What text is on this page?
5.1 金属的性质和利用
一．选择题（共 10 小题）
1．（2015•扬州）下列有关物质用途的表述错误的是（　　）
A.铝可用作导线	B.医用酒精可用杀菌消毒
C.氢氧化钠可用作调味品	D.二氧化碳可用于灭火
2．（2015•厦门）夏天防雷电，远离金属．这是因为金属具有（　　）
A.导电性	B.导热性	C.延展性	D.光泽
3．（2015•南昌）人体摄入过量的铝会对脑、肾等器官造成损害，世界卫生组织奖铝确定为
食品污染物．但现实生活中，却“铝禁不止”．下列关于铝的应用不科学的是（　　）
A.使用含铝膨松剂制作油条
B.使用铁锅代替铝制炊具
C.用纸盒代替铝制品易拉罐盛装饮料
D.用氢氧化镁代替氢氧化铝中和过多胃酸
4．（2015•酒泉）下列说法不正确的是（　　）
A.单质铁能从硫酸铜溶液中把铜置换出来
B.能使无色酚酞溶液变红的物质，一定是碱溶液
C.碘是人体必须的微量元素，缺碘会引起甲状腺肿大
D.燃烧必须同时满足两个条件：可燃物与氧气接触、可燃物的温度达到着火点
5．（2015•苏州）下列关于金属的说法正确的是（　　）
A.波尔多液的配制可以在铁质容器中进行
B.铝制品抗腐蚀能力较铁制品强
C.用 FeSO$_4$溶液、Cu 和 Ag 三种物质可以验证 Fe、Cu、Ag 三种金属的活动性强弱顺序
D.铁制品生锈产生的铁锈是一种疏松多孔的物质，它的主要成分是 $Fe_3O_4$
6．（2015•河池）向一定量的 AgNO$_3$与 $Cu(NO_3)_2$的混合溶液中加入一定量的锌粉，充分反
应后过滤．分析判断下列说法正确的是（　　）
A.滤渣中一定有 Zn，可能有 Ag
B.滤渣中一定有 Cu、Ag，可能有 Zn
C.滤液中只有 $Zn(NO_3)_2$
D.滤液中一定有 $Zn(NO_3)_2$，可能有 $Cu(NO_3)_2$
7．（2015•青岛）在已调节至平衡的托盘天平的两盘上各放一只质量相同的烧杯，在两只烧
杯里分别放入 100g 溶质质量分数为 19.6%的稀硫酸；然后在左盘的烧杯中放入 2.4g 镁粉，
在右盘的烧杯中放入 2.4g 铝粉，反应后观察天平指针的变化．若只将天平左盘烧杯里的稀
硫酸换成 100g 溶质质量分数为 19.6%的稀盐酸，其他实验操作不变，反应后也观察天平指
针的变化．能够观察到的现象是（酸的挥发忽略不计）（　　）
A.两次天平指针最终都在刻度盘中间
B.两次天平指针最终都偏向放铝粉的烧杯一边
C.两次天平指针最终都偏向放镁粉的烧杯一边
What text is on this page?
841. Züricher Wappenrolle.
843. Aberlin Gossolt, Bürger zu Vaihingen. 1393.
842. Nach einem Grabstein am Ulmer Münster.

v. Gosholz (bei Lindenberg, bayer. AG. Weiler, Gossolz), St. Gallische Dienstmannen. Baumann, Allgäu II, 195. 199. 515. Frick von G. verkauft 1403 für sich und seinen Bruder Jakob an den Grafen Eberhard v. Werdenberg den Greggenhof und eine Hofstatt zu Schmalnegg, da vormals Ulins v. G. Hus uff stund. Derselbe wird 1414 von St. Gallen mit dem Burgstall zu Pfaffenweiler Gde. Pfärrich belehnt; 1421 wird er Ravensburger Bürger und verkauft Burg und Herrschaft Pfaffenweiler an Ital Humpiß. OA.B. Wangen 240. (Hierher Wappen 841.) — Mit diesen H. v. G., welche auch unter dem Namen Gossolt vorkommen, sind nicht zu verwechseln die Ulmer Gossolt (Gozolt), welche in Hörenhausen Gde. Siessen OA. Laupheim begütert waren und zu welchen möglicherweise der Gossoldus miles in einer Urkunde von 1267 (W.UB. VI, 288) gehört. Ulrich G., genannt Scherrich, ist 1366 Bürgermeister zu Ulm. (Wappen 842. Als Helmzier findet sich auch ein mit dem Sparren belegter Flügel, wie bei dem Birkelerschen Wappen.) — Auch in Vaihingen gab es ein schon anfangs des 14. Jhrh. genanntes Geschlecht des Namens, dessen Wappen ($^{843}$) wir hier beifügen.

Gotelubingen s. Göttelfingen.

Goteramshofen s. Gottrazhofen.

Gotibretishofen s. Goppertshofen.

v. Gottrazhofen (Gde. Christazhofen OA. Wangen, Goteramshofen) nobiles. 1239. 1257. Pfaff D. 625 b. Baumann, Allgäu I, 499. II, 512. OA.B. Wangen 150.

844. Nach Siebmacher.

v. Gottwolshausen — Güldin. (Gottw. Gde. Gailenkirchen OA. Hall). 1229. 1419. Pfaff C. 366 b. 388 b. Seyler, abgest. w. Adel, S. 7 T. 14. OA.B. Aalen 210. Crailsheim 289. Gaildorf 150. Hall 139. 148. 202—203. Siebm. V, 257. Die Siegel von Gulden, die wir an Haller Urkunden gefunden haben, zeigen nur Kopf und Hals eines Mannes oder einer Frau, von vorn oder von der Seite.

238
◇ ◇ ◇ ◇ ◇
**Work instructions:** Locate all lines holding the word "Vaihingen", then copy them out.

**Right answer:**
843. Aberlin Gossolt, Bürger zu Vaihingen. 1393.
v. Gosholz (bei Lindenberg, bayer. AG. Weiler, Gossolz), St. Gallische Dienstmannen. Baumann, Allgäu II, 195. 199. 515. Frick von G. verkauft 1403 für sich und seinen Bruder Jakob an den Grafen Eberhard v. Werdenberg den Greggenhof und eine Hofstatt zu Schmalnegg, da vormals Ulins v. G. Hus uff stund. Derselbe wird 1414 von St. Gallen mit dem Burgstall zu Pfaffenweiler Gde. Pfärrich belehnt; 1421 wird er Ravensburger Bürger und verkauft Burg und Herrschaft Pfaffenweiler an Ital Humpiß. OA.B. Wangen 240. (Hierher Wappen 841.) — Mit diesen H. v. G., welche auch unter dem Namen Gossolt vorkommen, sind nicht zu verwechseln die Ulmer Gossolt (Gozolt), welche in Hörenhausen Gde. Siessen OA. Laupheim begütert waren und zu welchen möglicherweise der Gossoldus miles in einer Urkunde von 1267 (W.UB. VI, 288) gehört. Ulrich G., genannt Scherrich, ist 1366 Bürgermeister zu Ulm. (Wappen 842. Als Helmzier findet sich auch ein mit dem Sparren belegter Flügel, wie bei dem Birkelerschen Wappen.) — Auch in Vaihingen gab es ein schon anfangs des 14. Jhrh. genanntes Geschlecht des Namens, dessen Wappen ($^{843}$) wir hier beifügen.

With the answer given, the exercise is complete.